>> start

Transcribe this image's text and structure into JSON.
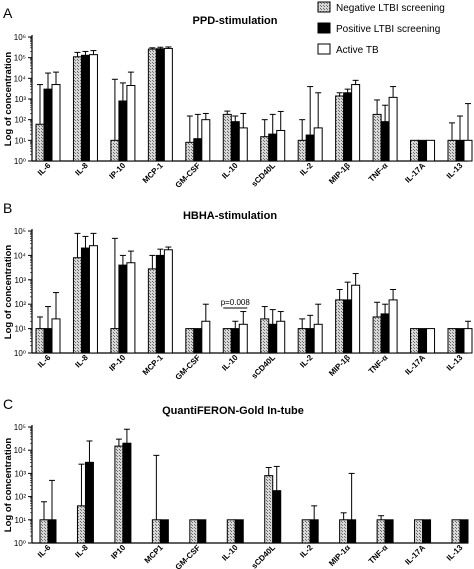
{
  "figure": {
    "legend": [
      {
        "label": "Negative  LTBI screening",
        "fill": "hatch"
      },
      {
        "label": "Positive LTBI screening",
        "fill": "#000000"
      },
      {
        "label": "Active TB",
        "fill": "#ffffff"
      }
    ],
    "colors": {
      "negative": "#b8b8b8",
      "positive": "#000000",
      "active": "#ffffff",
      "axis": "#000000"
    }
  },
  "chart_data": [
    {
      "panel_letter": "A",
      "type": "bar",
      "title": "PPD-stimulation",
      "ylabel": "Log of concentration",
      "yscale": "log",
      "ylim": [
        1,
        1000000
      ],
      "ytick_labels": [
        "10⁰",
        "10¹",
        "10²",
        "10³",
        "10⁴",
        "10⁵",
        "10⁶"
      ],
      "categories": [
        "IL-6",
        "IL-8",
        "IP-10",
        "MCP-1",
        "GM-CSF",
        "IL-10",
        "sCD40L",
        "IL-2",
        "MIP-1β",
        "TNF-α",
        "IL-17A",
        "IL-13"
      ],
      "series": [
        {
          "name": "Negative  LTBI screening",
          "values": [
            60,
            110000,
            10,
            260000,
            8,
            180,
            15,
            10,
            1400,
            180,
            10,
            10
          ],
          "errors": [
            5000,
            180000,
            9000,
            300000,
            150,
            260,
            100,
            100,
            2000,
            900,
            10,
            70
          ]
        },
        {
          "name": "Positive LTBI screening",
          "values": [
            3000,
            130000,
            800,
            270000,
            12,
            80,
            20,
            18,
            2000,
            80,
            10,
            10
          ],
          "errors": [
            18000,
            200000,
            6000,
            320000,
            180,
            150,
            180,
            4000,
            3000,
            500,
            10,
            150
          ]
        },
        {
          "name": "Active TB",
          "values": [
            5000,
            140000,
            4500,
            280000,
            100,
            40,
            30,
            40,
            5000,
            1200,
            10,
            10
          ],
          "errors": [
            20000,
            220000,
            20000,
            330000,
            200,
            200,
            250,
            2000,
            8000,
            4000,
            10,
            600
          ]
        }
      ]
    },
    {
      "panel_letter": "B",
      "type": "bar",
      "title": "HBHA-stimulation",
      "ylabel": "Log of concentration",
      "yscale": "log",
      "ylim": [
        1,
        100000
      ],
      "ytick_labels": [
        "10⁰",
        "10¹",
        "10²",
        "10³",
        "10⁴",
        "10⁵"
      ],
      "categories": [
        "IL-6",
        "IL-8",
        "IP-10",
        "MCP-1",
        "GM-CSF",
        "IL-10",
        "sCD40L",
        "IL-2",
        "MIP-1β",
        "TNF-α",
        "IL-17A",
        "IL-13"
      ],
      "annotations": [
        {
          "text": "p=0.008",
          "category": "IL-10"
        }
      ],
      "series": [
        {
          "name": "Negative  LTBI screening",
          "values": [
            10,
            8000,
            10,
            2800,
            10,
            10,
            25,
            10,
            150,
            30,
            10,
            10
          ],
          "errors": [
            30,
            80000,
            50000,
            10000,
            10,
            10,
            80,
            25,
            400,
            120,
            10,
            10
          ]
        },
        {
          "name": "Positive LTBI screening",
          "values": [
            10,
            20000,
            4000,
            10000,
            10,
            10,
            15,
            10,
            150,
            40,
            10,
            10
          ],
          "errors": [
            80,
            60000,
            10000,
            18000,
            10,
            20,
            60,
            35,
            800,
            100,
            10,
            10
          ]
        },
        {
          "name": "Active TB",
          "values": [
            25,
            25000,
            5000,
            17000,
            20,
            15,
            20,
            15,
            600,
            150,
            10,
            10
          ],
          "errors": [
            300,
            80000,
            15000,
            22000,
            100,
            50,
            50,
            100,
            1800,
            400,
            10,
            20
          ]
        }
      ]
    },
    {
      "panel_letter": "C",
      "type": "bar",
      "title": "QuantiFERON-Gold In-tube",
      "ylabel": "Log of concentration",
      "yscale": "log",
      "ylim": [
        1,
        100000
      ],
      "ytick_labels": [
        "10⁰",
        "10¹",
        "10²",
        "10³",
        "10⁴",
        "10⁵"
      ],
      "categories": [
        "IL-6",
        "IL-8",
        "IP10",
        "MCP1",
        "GM-CSF",
        "IL-10",
        "sCD40L",
        "IL-2",
        "MIP-1α",
        "TNF-α",
        "IL-17A",
        "IL-13"
      ],
      "series": [
        {
          "name": "Negative  LTBI screening",
          "values": [
            10,
            40,
            15000,
            10,
            10,
            10,
            800,
            10,
            10,
            10,
            10,
            10
          ],
          "errors": [
            60,
            2500,
            30000,
            6000,
            10,
            10,
            1800,
            10,
            20,
            15,
            10,
            10
          ]
        },
        {
          "name": "Positive LTBI screening",
          "values": [
            10,
            3000,
            20000,
            10,
            10,
            10,
            180,
            10,
            10,
            10,
            10,
            10
          ],
          "errors": [
            500,
            25000,
            80000,
            10,
            10,
            10,
            2000,
            40,
            1000,
            10,
            10,
            10
          ]
        }
      ]
    }
  ]
}
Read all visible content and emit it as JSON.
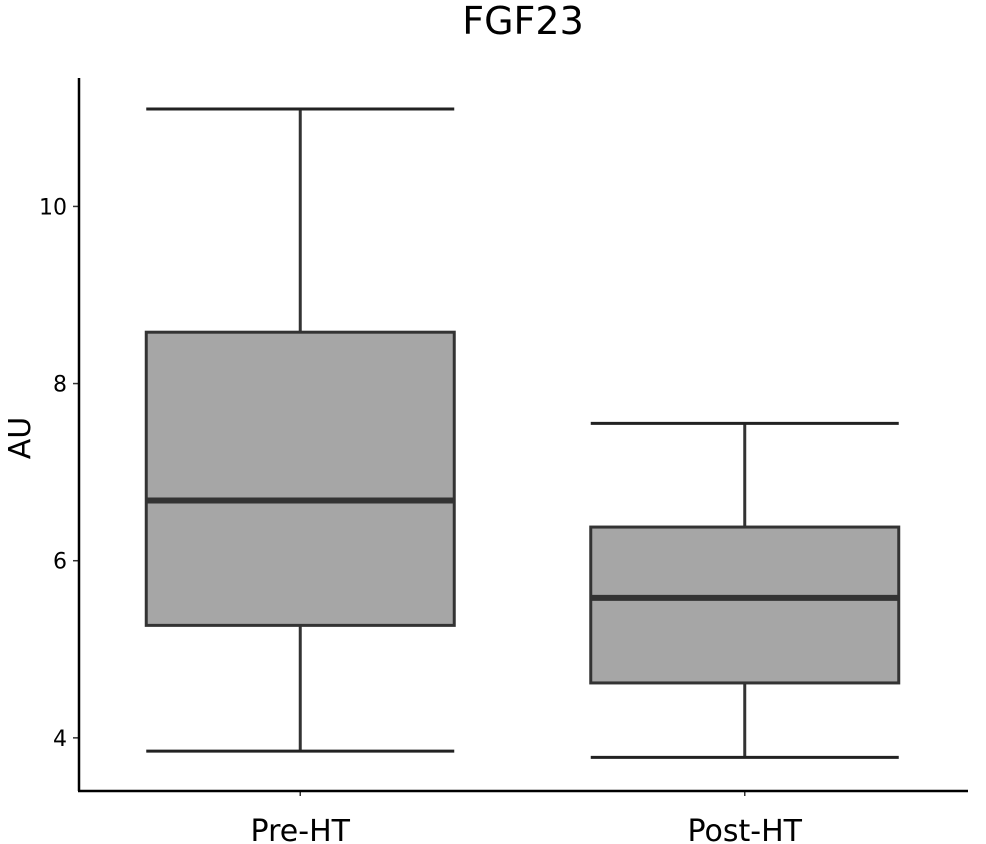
{
  "chart_data": {
    "type": "boxplot",
    "title": "FGF23",
    "xlabel": "",
    "ylabel": "AU",
    "ylim": [
      3.4,
      11.45
    ],
    "yticks": [
      4,
      6,
      8,
      10
    ],
    "categories": [
      "Pre-HT",
      "Post-HT"
    ],
    "boxes": [
      {
        "category": "Pre-HT",
        "min": 3.85,
        "q1": 5.27,
        "median": 6.68,
        "q3": 8.58,
        "max": 11.1
      },
      {
        "category": "Post-HT",
        "min": 3.78,
        "q1": 4.62,
        "median": 5.58,
        "q3": 6.38,
        "max": 7.55
      }
    ],
    "colors": {
      "box_fill": "#a6a6a6",
      "box_stroke": "#333333",
      "axis": "#000000"
    },
    "grid": false
  }
}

>> end

§ Set task: Without including the pictures, reproduce all entries exactly.

§ Result of this exercise:
Transcribe this image's text and structure into JSON.
{
  "figure": {
    "legend": [
      {
        "label": "Negative  LTBI screening",
        "fill": "hatch"
      },
      {
        "label": "Positive LTBI screening",
        "fill": "#000000"
      },
      {
        "label": "Active TB",
        "fill": "#ffffff"
      }
    ],
    "colors": {
      "negative": "#b8b8b8",
      "positive": "#000000",
      "active": "#ffffff",
      "axis": "#000000"
    }
  },
  "chart_data": [
    {
      "panel_letter": "A",
      "type": "bar",
      "title": "PPD-stimulation",
      "ylabel": "Log of concentration",
      "yscale": "log",
      "ylim": [
        1,
        1000000
      ],
      "ytick_labels": [
        "10⁰",
        "10¹",
        "10²",
        "10³",
        "10⁴",
        "10⁵",
        "10⁶"
      ],
      "categories": [
        "IL-6",
        "IL-8",
        "IP-10",
        "MCP-1",
        "GM-CSF",
        "IL-10",
        "sCD40L",
        "IL-2",
        "MIP-1β",
        "TNF-α",
        "IL-17A",
        "IL-13"
      ],
      "series": [
        {
          "name": "Negative  LTBI screening",
          "values": [
            60,
            110000,
            10,
            260000,
            8,
            180,
            15,
            10,
            1400,
            180,
            10,
            10
          ],
          "errors": [
            5000,
            180000,
            9000,
            300000,
            150,
            260,
            100,
            100,
            2000,
            900,
            10,
            70
          ]
        },
        {
          "name": "Positive LTBI screening",
          "values": [
            3000,
            130000,
            800,
            270000,
            12,
            80,
            20,
            18,
            2000,
            80,
            10,
            10
          ],
          "errors": [
            18000,
            200000,
            6000,
            320000,
            180,
            150,
            180,
            4000,
            3000,
            500,
            10,
            150
          ]
        },
        {
          "name": "Active TB",
          "values": [
            5000,
            140000,
            4500,
            280000,
            100,
            40,
            30,
            40,
            5000,
            1200,
            10,
            10
          ],
          "errors": [
            20000,
            220000,
            20000,
            330000,
            200,
            200,
            250,
            2000,
            8000,
            4000,
            10,
            600
          ]
        }
      ]
    },
    {
      "panel_letter": "B",
      "type": "bar",
      "title": "HBHA-stimulation",
      "ylabel": "Log of concentration",
      "yscale": "log",
      "ylim": [
        1,
        100000
      ],
      "ytick_labels": [
        "10⁰",
        "10¹",
        "10²",
        "10³",
        "10⁴",
        "10⁵"
      ],
      "categories": [
        "IL-6",
        "IL-8",
        "IP-10",
        "MCP-1",
        "GM-CSF",
        "IL-10",
        "sCD40L",
        "IL-2",
        "MIP-1β",
        "TNF-α",
        "IL-17A",
        "IL-13"
      ],
      "annotations": [
        {
          "text": "p=0.008",
          "category": "IL-10"
        }
      ],
      "series": [
        {
          "name": "Negative  LTBI screening",
          "values": [
            10,
            8000,
            10,
            2800,
            10,
            10,
            25,
            10,
            150,
            30,
            10,
            10
          ],
          "errors": [
            30,
            80000,
            50000,
            10000,
            10,
            10,
            80,
            25,
            400,
            120,
            10,
            10
          ]
        },
        {
          "name": "Positive LTBI screening",
          "values": [
            10,
            20000,
            4000,
            10000,
            10,
            10,
            15,
            10,
            150,
            40,
            10,
            10
          ],
          "errors": [
            80,
            60000,
            10000,
            18000,
            10,
            20,
            60,
            35,
            800,
            100,
            10,
            10
          ]
        },
        {
          "name": "Active TB",
          "values": [
            25,
            25000,
            5000,
            17000,
            20,
            15,
            20,
            15,
            600,
            150,
            10,
            10
          ],
          "errors": [
            300,
            80000,
            15000,
            22000,
            100,
            50,
            50,
            100,
            1800,
            400,
            10,
            20
          ]
        }
      ]
    },
    {
      "panel_letter": "C",
      "type": "bar",
      "title": "QuantiFERON-Gold In-tube",
      "ylabel": "Log of concentration",
      "yscale": "log",
      "ylim": [
        1,
        100000
      ],
      "ytick_labels": [
        "10⁰",
        "10¹",
        "10²",
        "10³",
        "10⁴",
        "10⁵"
      ],
      "categories": [
        "IL-6",
        "IL-8",
        "IP10",
        "MCP1",
        "GM-CSF",
        "IL-10",
        "sCD40L",
        "IL-2",
        "MIP-1α",
        "TNF-α",
        "IL-17A",
        "IL-13"
      ],
      "series": [
        {
          "name": "Negative  LTBI screening",
          "values": [
            10,
            40,
            15000,
            10,
            10,
            10,
            800,
            10,
            10,
            10,
            10,
            10
          ],
          "errors": [
            60,
            2500,
            30000,
            6000,
            10,
            10,
            1800,
            10,
            20,
            15,
            10,
            10
          ]
        },
        {
          "name": "Positive LTBI screening",
          "values": [
            10,
            3000,
            20000,
            10,
            10,
            10,
            180,
            10,
            10,
            10,
            10,
            10
          ],
          "errors": [
            500,
            25000,
            80000,
            10,
            10,
            10,
            2000,
            40,
            1000,
            10,
            10,
            10
          ]
        }
      ]
    }
  ]
}
Read all visible content and emit it as JSON.
{
  "chart_data": {
    "type": "boxplot",
    "title": "FGF23",
    "xlabel": "",
    "ylabel": "AU",
    "ylim": [
      3.4,
      11.45
    ],
    "yticks": [
      4,
      6,
      8,
      10
    ],
    "categories": [
      "Pre-HT",
      "Post-HT"
    ],
    "boxes": [
      {
        "category": "Pre-HT",
        "min": 3.85,
        "q1": 5.27,
        "median": 6.68,
        "q3": 8.58,
        "max": 11.1
      },
      {
        "category": "Post-HT",
        "min": 3.78,
        "q1": 4.62,
        "median": 5.58,
        "q3": 6.38,
        "max": 7.55
      }
    ],
    "colors": {
      "box_fill": "#a6a6a6",
      "box_stroke": "#333333",
      "axis": "#000000"
    },
    "grid": false
  }
}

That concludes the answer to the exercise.